→ Required work: Send each entry back exactly as given, pictures excluded.

→ Given information:

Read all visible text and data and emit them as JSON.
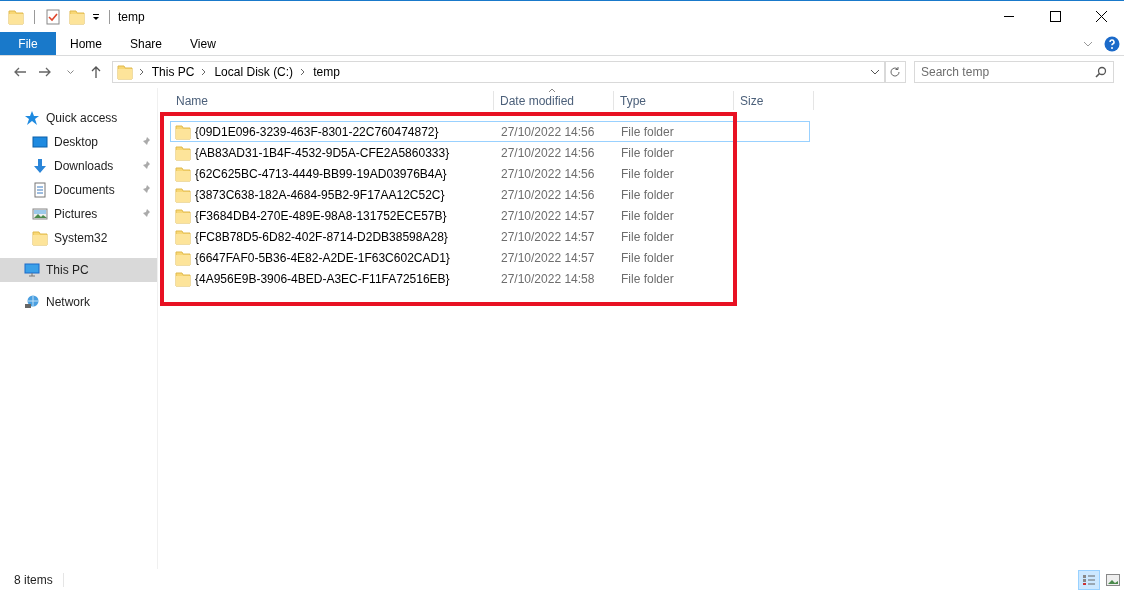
{
  "window": {
    "title": "temp"
  },
  "ribbon_tabs": [
    {
      "label": "File",
      "kind": "file",
      "selected": false
    },
    {
      "label": "Home",
      "kind": "tab",
      "selected": false
    },
    {
      "label": "Share",
      "kind": "tab",
      "selected": false
    },
    {
      "label": "View",
      "kind": "tab",
      "selected": false
    }
  ],
  "address_bar": {
    "breadcrumbs": [
      "This PC",
      "Local Disk (C:)",
      "temp"
    ]
  },
  "search": {
    "placeholder": "Search temp"
  },
  "sidebar": {
    "items": [
      {
        "label": "Quick access",
        "kind": "star",
        "selected": false,
        "pinned": false,
        "children": [
          {
            "label": "Desktop",
            "kind": "desktop",
            "selected": false,
            "pinned": true
          },
          {
            "label": "Downloads",
            "kind": "download",
            "selected": false,
            "pinned": true
          },
          {
            "label": "Documents",
            "kind": "document",
            "selected": false,
            "pinned": true
          },
          {
            "label": "Pictures",
            "kind": "pictures",
            "selected": false,
            "pinned": true
          },
          {
            "label": "System32",
            "kind": "folder",
            "selected": false,
            "pinned": false
          }
        ]
      },
      {
        "label": "This PC",
        "kind": "pc",
        "selected": true,
        "pinned": false
      },
      {
        "label": "Network",
        "kind": "network",
        "selected": false,
        "pinned": false
      }
    ]
  },
  "table": {
    "columns": [
      "Name",
      "Date modified",
      "Type",
      "Size"
    ],
    "rows": [
      {
        "name": "{09D1E096-3239-463F-8301-22C760474872}",
        "date": "27/10/2022 14:56",
        "type": "File folder",
        "focused": true
      },
      {
        "name": "{AB83AD31-1B4F-4532-9D5A-CFE2A5860333}",
        "date": "27/10/2022 14:56",
        "type": "File folder",
        "focused": false
      },
      {
        "name": "{62C625BC-4713-4449-BB99-19AD03976B4A}",
        "date": "27/10/2022 14:56",
        "type": "File folder",
        "focused": false
      },
      {
        "name": "{3873C638-182A-4684-95B2-9F17AA12C52C}",
        "date": "27/10/2022 14:56",
        "type": "File folder",
        "focused": false
      },
      {
        "name": "{F3684DB4-270E-489E-98A8-131752ECE57B}",
        "date": "27/10/2022 14:57",
        "type": "File folder",
        "focused": false
      },
      {
        "name": "{FC8B78D5-6D82-402F-8714-D2DB38598A28}",
        "date": "27/10/2022 14:57",
        "type": "File folder",
        "focused": false
      },
      {
        "name": "{6647FAF0-5B36-4E82-A2DE-1F63C602CAD1}",
        "date": "27/10/2022 14:57",
        "type": "File folder",
        "focused": false
      },
      {
        "name": "{4A956E9B-3906-4BED-A3EC-F11FA72516EB}",
        "date": "27/10/2022 14:58",
        "type": "File folder",
        "focused": false
      }
    ]
  },
  "highlight": {
    "kind": "rectangle"
  },
  "status_bar": {
    "item_count": "8 items"
  }
}
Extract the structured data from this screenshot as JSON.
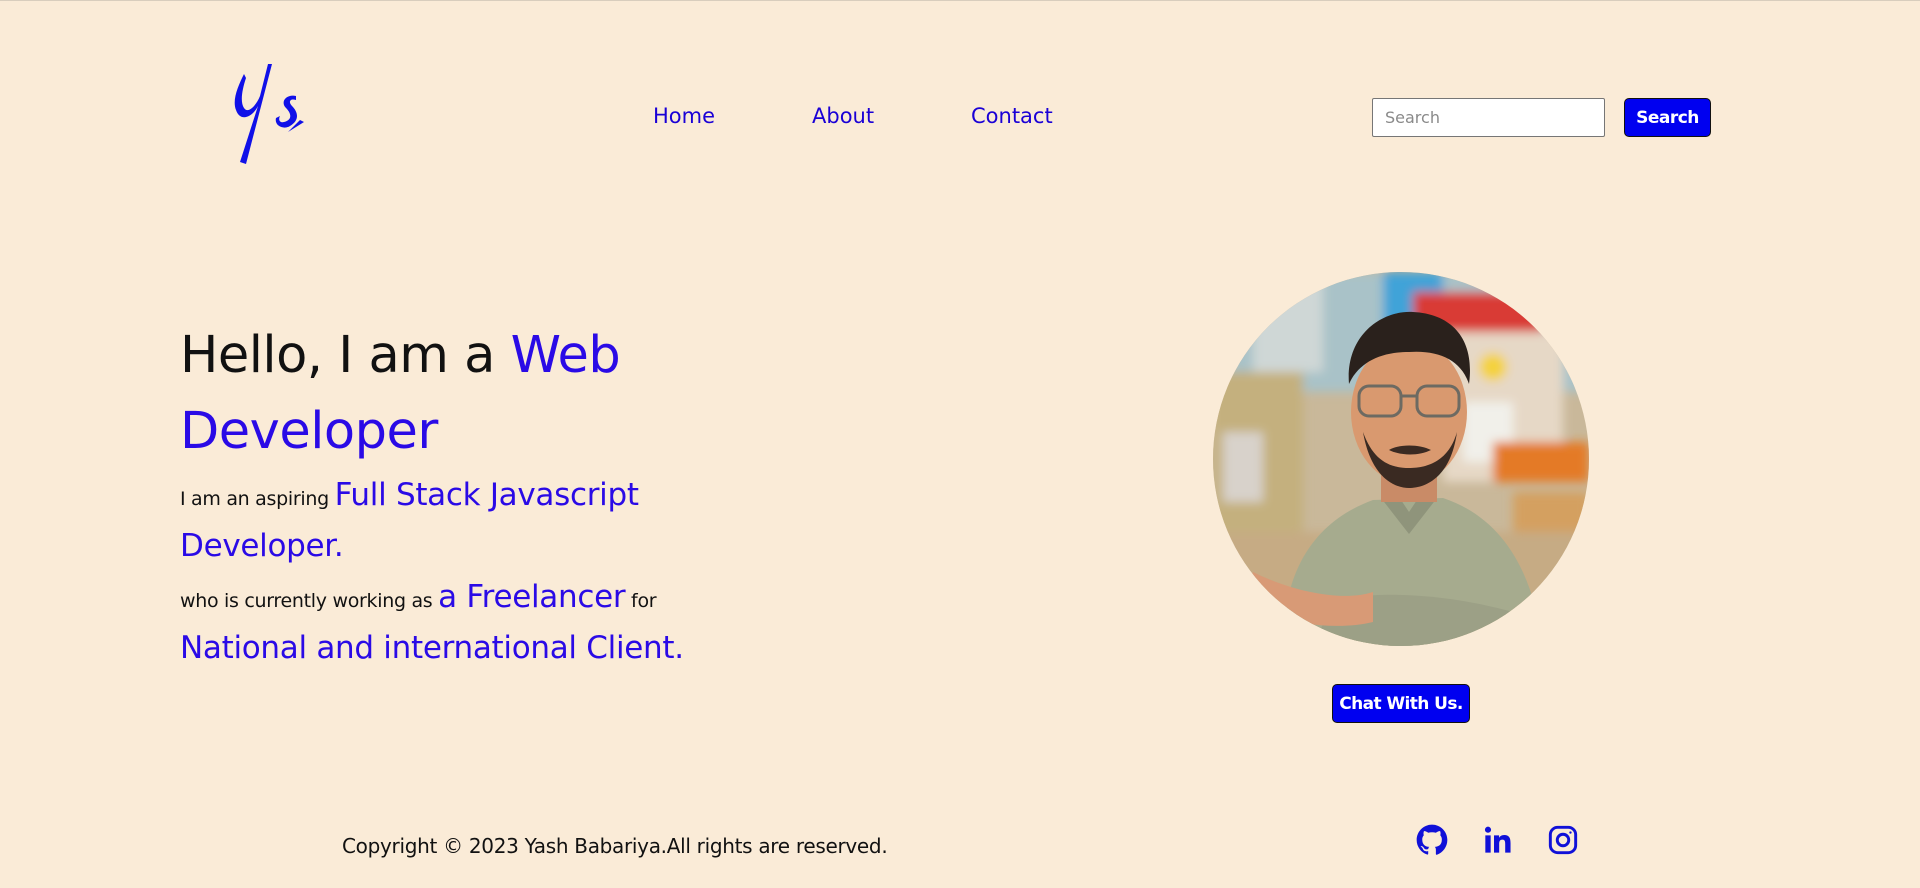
{
  "header": {
    "logo_text": "Ys",
    "nav": [
      {
        "label": "Home"
      },
      {
        "label": "About"
      },
      {
        "label": "Contact"
      }
    ],
    "search": {
      "placeholder": "Search",
      "value": "",
      "button_label": "Search"
    }
  },
  "hero": {
    "heading_prefix": "Hello, I am a ",
    "heading_highlight_1": "Web",
    "heading_highlight_2": "Developer",
    "line2_prefix": "I am an aspiring ",
    "line2_highlight": "Full Stack Javascript Developer.",
    "line3_prefix": "who is currently working as ",
    "line3_highlight": "a Freelancer",
    "line3_mid": " for",
    "line3_highlight_2": "National and international Client."
  },
  "profile": {
    "chat_button_label": "Chat With Us."
  },
  "footer": {
    "copyright": "Copyright © 2023 Yash Babariya.All rights are reserved.",
    "social": [
      "github-icon",
      "linkedin-icon",
      "instagram-icon"
    ]
  },
  "colors": {
    "background": "#faebd7",
    "accent": "#1a00d6",
    "button": "#0000f0"
  }
}
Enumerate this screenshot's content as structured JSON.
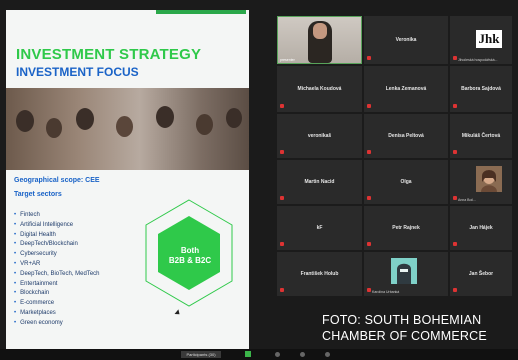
{
  "slide": {
    "title": "INVESTMENT STRATEGY",
    "subtitle": "INVESTMENT FOCUS",
    "geographical_scope": "Geographical scope: CEE",
    "target_sectors_title": "Target sectors",
    "sectors": [
      "Fintech",
      "Artificial Intelligence",
      "Digital Health",
      "DeepTech/Blockchain",
      "Cybersecurity",
      "VR+AR",
      "DeepTech, BioTech, MedTech",
      "Entertainment",
      "Blockchain",
      "E-commerce",
      "Marketplaces",
      "Green economy"
    ],
    "hexagon_line1": "Both",
    "hexagon_line2": "B2B & B2C",
    "accent_green": "#2fc94a",
    "accent_blue": "#1a63c7"
  },
  "participants": {
    "video_label": "presenter",
    "tiles": [
      {
        "name": "Veronika"
      },
      {
        "name": "Michaela Koudová"
      },
      {
        "name": "Lenka Zemanová"
      },
      {
        "name": "Barbora Sajdová"
      },
      {
        "name": "veronikaš"
      },
      {
        "name": "Denisa Peltová"
      },
      {
        "name": "Mikuláš Čertová"
      },
      {
        "name": "Martin Nacid"
      },
      {
        "name": "Olga"
      },
      {
        "name": "kF"
      },
      {
        "name": "Petr Rajnek"
      },
      {
        "name": "Jan Hájek"
      },
      {
        "name": "František Holub"
      },
      {
        "name": "Jan Šebor"
      }
    ],
    "logo_text": "Jhk",
    "logo_tile_label": "Jihočeská hospodářská...",
    "photo_tile_label": "Anna Boč...",
    "avatar_tile_label": "Karolína Urbanká"
  },
  "caption": {
    "line1": "FOTO: SOUTH BOHEMIAN",
    "line2": "CHAMBER OF COMMERCE"
  },
  "bottombar": {
    "participants_label": "Participants (30)"
  }
}
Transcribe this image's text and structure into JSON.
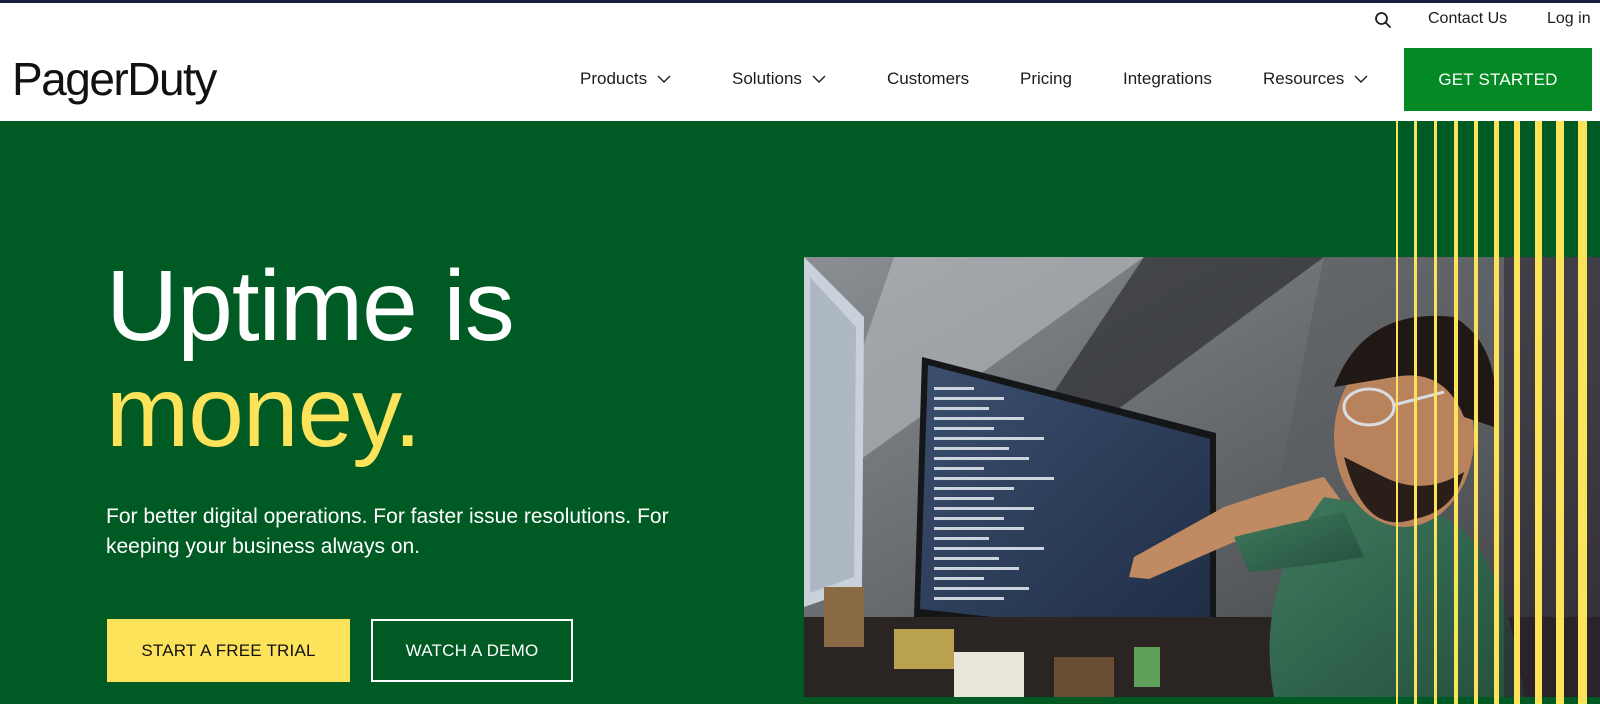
{
  "colors": {
    "hero_bg": "#005a24",
    "accent_yellow": "#fce35a",
    "cta_green": "#048a24",
    "top_strip": "#1c1d3a"
  },
  "utility_nav": {
    "search_icon": "search-icon",
    "contact": "Contact Us",
    "login": "Log in"
  },
  "header": {
    "logo": "PagerDuty",
    "nav": [
      {
        "label": "Products",
        "dropdown": true
      },
      {
        "label": "Solutions",
        "dropdown": true
      },
      {
        "label": "Customers",
        "dropdown": false
      },
      {
        "label": "Pricing",
        "dropdown": false
      },
      {
        "label": "Integrations",
        "dropdown": false
      },
      {
        "label": "Resources",
        "dropdown": true
      }
    ],
    "cta": "GET STARTED"
  },
  "hero": {
    "title_line1": "Uptime is",
    "title_line2": "money.",
    "subtitle": "For better digital operations. For faster issue resolutions. For keeping your business always on.",
    "primary_button": "START A FREE TRIAL",
    "secondary_button": "WATCH A DEMO"
  }
}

→ Completed task:
Read all visible text and data and emit them as JSON.
{
  "window": {
    "title": "temp"
  },
  "ribbon_tabs": [
    {
      "label": "File",
      "kind": "file",
      "selected": false
    },
    {
      "label": "Home",
      "kind": "tab",
      "selected": false
    },
    {
      "label": "Share",
      "kind": "tab",
      "selected": false
    },
    {
      "label": "View",
      "kind": "tab",
      "selected": false
    }
  ],
  "address_bar": {
    "breadcrumbs": [
      "This PC",
      "Local Disk (C:)",
      "temp"
    ]
  },
  "search": {
    "placeholder": "Search temp"
  },
  "sidebar": {
    "items": [
      {
        "label": "Quick access",
        "kind": "star",
        "selected": false,
        "pinned": false,
        "children": [
          {
            "label": "Desktop",
            "kind": "desktop",
            "selected": false,
            "pinned": true
          },
          {
            "label": "Downloads",
            "kind": "download",
            "selected": false,
            "pinned": true
          },
          {
            "label": "Documents",
            "kind": "document",
            "selected": false,
            "pinned": true
          },
          {
            "label": "Pictures",
            "kind": "pictures",
            "selected": false,
            "pinned": true
          },
          {
            "label": "System32",
            "kind": "folder",
            "selected": false,
            "pinned": false
          }
        ]
      },
      {
        "label": "This PC",
        "kind": "pc",
        "selected": true,
        "pinned": false
      },
      {
        "label": "Network",
        "kind": "network",
        "selected": false,
        "pinned": false
      }
    ]
  },
  "table": {
    "columns": [
      "Name",
      "Date modified",
      "Type",
      "Size"
    ],
    "rows": [
      {
        "name": "{09D1E096-3239-463F-8301-22C760474872}",
        "date": "27/10/2022 14:56",
        "type": "File folder",
        "focused": true
      },
      {
        "name": "{AB83AD31-1B4F-4532-9D5A-CFE2A5860333}",
        "date": "27/10/2022 14:56",
        "type": "File folder",
        "focused": false
      },
      {
        "name": "{62C625BC-4713-4449-BB99-19AD03976B4A}",
        "date": "27/10/2022 14:56",
        "type": "File folder",
        "focused": false
      },
      {
        "name": "{3873C638-182A-4684-95B2-9F17AA12C52C}",
        "date": "27/10/2022 14:56",
        "type": "File folder",
        "focused": false
      },
      {
        "name": "{F3684DB4-270E-489E-98A8-131752ECE57B}",
        "date": "27/10/2022 14:57",
        "type": "File folder",
        "focused": false
      },
      {
        "name": "{FC8B78D5-6D82-402F-8714-D2DB38598A28}",
        "date": "27/10/2022 14:57",
        "type": "File folder",
        "focused": false
      },
      {
        "name": "{6647FAF0-5B36-4E82-A2DE-1F63C602CAD1}",
        "date": "27/10/2022 14:57",
        "type": "File folder",
        "focused": false
      },
      {
        "name": "{4A956E9B-3906-4BED-A3EC-F11FA72516EB}",
        "date": "27/10/2022 14:58",
        "type": "File folder",
        "focused": false
      }
    ]
  },
  "highlight": {
    "kind": "rectangle"
  },
  "status_bar": {
    "item_count": "8 items"
  }
}
Extract the structured data from this screenshot as JSON.
{
  "header": {
    "logo_text": "Ys",
    "nav": [
      {
        "label": "Home"
      },
      {
        "label": "About"
      },
      {
        "label": "Contact"
      }
    ],
    "search": {
      "placeholder": "Search",
      "value": "",
      "button_label": "Search"
    }
  },
  "hero": {
    "heading_prefix": "Hello, I am a ",
    "heading_highlight_1": "Web",
    "heading_highlight_2": "Developer",
    "line2_prefix": "I am an aspiring ",
    "line2_highlight": "Full Stack Javascript Developer.",
    "line3_prefix": "who is currently working as ",
    "line3_highlight": "a Freelancer",
    "line3_mid": " for",
    "line3_highlight_2": "National and international Client."
  },
  "profile": {
    "chat_button_label": "Chat With Us."
  },
  "footer": {
    "copyright": "Copyright © 2023 Yash Babariya.All rights are reserved.",
    "social": [
      "github-icon",
      "linkedin-icon",
      "instagram-icon"
    ]
  },
  "colors": {
    "background": "#faebd7",
    "accent": "#1a00d6",
    "button": "#0000f0"
  }
}
Enumerate this screenshot's content as structured JSON.
{
  "slide": {
    "title": "INVESTMENT STRATEGY",
    "subtitle": "INVESTMENT FOCUS",
    "geographical_scope": "Geographical scope: CEE",
    "target_sectors_title": "Target sectors",
    "sectors": [
      "Fintech",
      "Artificial Intelligence",
      "Digital Health",
      "DeepTech/Blockchain",
      "Cybersecurity",
      "VR+AR",
      "DeepTech, BioTech, MedTech",
      "Entertainment",
      "Blockchain",
      "E-commerce",
      "Marketplaces",
      "Green economy"
    ],
    "hexagon_line1": "Both",
    "hexagon_line2": "B2B & B2C",
    "accent_green": "#2fc94a",
    "accent_blue": "#1a63c7"
  },
  "participants": {
    "video_label": "presenter",
    "tiles": [
      {
        "name": "Veronika"
      },
      {
        "name": "Michaela Koudová"
      },
      {
        "name": "Lenka Zemanová"
      },
      {
        "name": "Barbora Sajdová"
      },
      {
        "name": "veronikaš"
      },
      {
        "name": "Denisa Peltová"
      },
      {
        "name": "Mikuláš Čertová"
      },
      {
        "name": "Martin Nacid"
      },
      {
        "name": "Olga"
      },
      {
        "name": "kF"
      },
      {
        "name": "Petr Rajnek"
      },
      {
        "name": "Jan Hájek"
      },
      {
        "name": "František Holub"
      },
      {
        "name": "Jan Šebor"
      }
    ],
    "logo_text": "Jhk",
    "logo_tile_label": "Jihočeská hospodářská...",
    "photo_tile_label": "Anna Boč...",
    "avatar_tile_label": "Karolína Urbanká"
  },
  "caption": {
    "line1": "FOTO: SOUTH BOHEMIAN",
    "line2": "CHAMBER OF COMMERCE"
  },
  "bottombar": {
    "participants_label": "Participants (30)"
  }
}
Transcribe this image's text and structure into JSON.
{
  "colors": {
    "hero_bg": "#005a24",
    "accent_yellow": "#fce35a",
    "cta_green": "#048a24",
    "top_strip": "#1c1d3a"
  },
  "utility_nav": {
    "search_icon": "search-icon",
    "contact": "Contact Us",
    "login": "Log in"
  },
  "header": {
    "logo": "PagerDuty",
    "nav": [
      {
        "label": "Products",
        "dropdown": true
      },
      {
        "label": "Solutions",
        "dropdown": true
      },
      {
        "label": "Customers",
        "dropdown": false
      },
      {
        "label": "Pricing",
        "dropdown": false
      },
      {
        "label": "Integrations",
        "dropdown": false
      },
      {
        "label": "Resources",
        "dropdown": true
      }
    ],
    "cta": "GET STARTED"
  },
  "hero": {
    "title_line1": "Uptime is",
    "title_line2": "money.",
    "subtitle": "For better digital operations. For faster issue resolutions. For keeping your business always on.",
    "primary_button": "START A FREE TRIAL",
    "secondary_button": "WATCH A DEMO"
  }
}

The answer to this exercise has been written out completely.